─── Materials provided ───
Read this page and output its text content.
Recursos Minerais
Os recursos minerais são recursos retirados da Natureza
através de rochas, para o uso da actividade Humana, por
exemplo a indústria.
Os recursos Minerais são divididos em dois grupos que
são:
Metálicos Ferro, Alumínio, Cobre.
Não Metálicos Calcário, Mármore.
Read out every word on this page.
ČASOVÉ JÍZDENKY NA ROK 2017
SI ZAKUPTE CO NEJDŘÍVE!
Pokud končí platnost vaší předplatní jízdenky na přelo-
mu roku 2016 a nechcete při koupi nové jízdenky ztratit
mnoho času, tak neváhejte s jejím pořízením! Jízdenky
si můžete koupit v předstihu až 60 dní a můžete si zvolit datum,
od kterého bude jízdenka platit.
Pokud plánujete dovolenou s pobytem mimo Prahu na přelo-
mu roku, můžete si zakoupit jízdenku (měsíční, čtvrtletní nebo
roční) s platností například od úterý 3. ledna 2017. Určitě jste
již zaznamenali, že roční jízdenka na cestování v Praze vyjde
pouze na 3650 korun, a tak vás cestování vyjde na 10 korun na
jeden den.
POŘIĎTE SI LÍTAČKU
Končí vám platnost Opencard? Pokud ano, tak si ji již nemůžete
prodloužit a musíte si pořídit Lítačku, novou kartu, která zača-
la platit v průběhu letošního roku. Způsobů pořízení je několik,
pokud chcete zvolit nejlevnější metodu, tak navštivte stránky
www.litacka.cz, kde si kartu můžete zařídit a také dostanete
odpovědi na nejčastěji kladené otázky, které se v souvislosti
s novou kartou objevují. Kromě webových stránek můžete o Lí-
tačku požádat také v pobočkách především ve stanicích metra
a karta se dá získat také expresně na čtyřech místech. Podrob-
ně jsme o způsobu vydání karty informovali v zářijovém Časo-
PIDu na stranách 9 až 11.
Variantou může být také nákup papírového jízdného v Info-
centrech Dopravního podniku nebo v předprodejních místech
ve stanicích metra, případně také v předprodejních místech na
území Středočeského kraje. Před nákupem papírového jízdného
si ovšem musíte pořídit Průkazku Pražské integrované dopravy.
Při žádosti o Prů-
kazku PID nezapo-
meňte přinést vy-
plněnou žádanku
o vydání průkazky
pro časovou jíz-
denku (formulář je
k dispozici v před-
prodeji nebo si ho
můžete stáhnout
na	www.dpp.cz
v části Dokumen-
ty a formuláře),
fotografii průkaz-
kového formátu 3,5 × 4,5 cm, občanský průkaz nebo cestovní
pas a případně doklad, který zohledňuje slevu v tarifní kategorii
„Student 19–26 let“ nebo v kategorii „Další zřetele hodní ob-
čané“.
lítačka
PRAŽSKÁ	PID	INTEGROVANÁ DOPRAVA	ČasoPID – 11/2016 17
───
» The task
Reproduce the material above exactly; please quote every line of it.

» The output
Read this page and output its text content.
Recursos Minerais
Os recursos minerais são recursos retirados da Natureza
através de rochas, para o uso da actividade Humana, por
exemplo a indústria.
Os recursos Minerais são divididos em dois grupos que
são:
Metálicos Ferro, Alumínio, Cobre.
Não Metálicos Calcário, Mármore.
Read out every word on this page.
ČASOVÉ JÍZDENKY NA ROK 2017
SI ZAKUPTE CO NEJDŘÍVE!
Pokud končí platnost vaší předplatní jízdenky na přelo-
mu roku 2016 a nechcete při koupi nové jízdenky ztratit
mnoho času, tak neváhejte s jejím pořízením! Jízdenky
si můžete koupit v předstihu až 60 dní a můžete si zvolit datum,
od kterého bude jízdenka platit.
Pokud plánujete dovolenou s pobytem mimo Prahu na přelo-
mu roku, můžete si zakoupit jízdenku (měsíční, čtvrtletní nebo
roční) s platností například od úterý 3. ledna 2017. Určitě jste
již zaznamenali, že roční jízdenka na cestování v Praze vyjde
pouze na 3650 korun, a tak vás cestování vyjde na 10 korun na
jeden den.
POŘIĎTE SI LÍTAČKU
Končí vám platnost Opencard? Pokud ano, tak si ji již nemůžete
prodloužit a musíte si pořídit Lítačku, novou kartu, která zača-
la platit v průběhu letošního roku. Způsobů pořízení je několik,
pokud chcete zvolit nejlevnější metodu, tak navštivte stránky
www.litacka.cz, kde si kartu můžete zařídit a také dostanete
odpovědi na nejčastěji kladené otázky, které se v souvislosti
s novou kartou objevují. Kromě webových stránek můžete o Lí-
tačku požádat také v pobočkách především ve stanicích metra
a karta se dá získat také expresně na čtyřech místech. Podrob-
ně jsme o způsobu vydání karty informovali v zářijovém Časo-
PIDu na stranách 9 až 11.
Variantou může být také nákup papírového jízdného v Info-
centrech Dopravního podniku nebo v předprodejních místech
ve stanicích metra, případně také v předprodejních místech na
území Středočeského kraje. Před nákupem papírového jízdného
si ovšem musíte pořídit Průkazku Pražské integrované dopravy.
Při žádosti o Prů-
kazku PID nezapo-
meňte přinést vy-
plněnou žádanku
o vydání průkazky
pro časovou jíz-
denku (formulář je
k dispozici v před-
prodeji nebo si ho
můžete stáhnout
na	www.dpp.cz
v části Dokumen-
ty a formuláře),
fotografii průkaz-
kového formátu 3,5 × 4,5 cm, občanský průkaz nebo cestovní
pas a případně doklad, který zohledňuje slevu v tarifní kategorii
„Student 19–26 let“ nebo v kategorii „Další zřetele hodní ob-
čané“.
lítačka
PRAŽSKÁ	PID	INTEGROVANÁ DOPRAVA	ČasoPID – 11/2016 17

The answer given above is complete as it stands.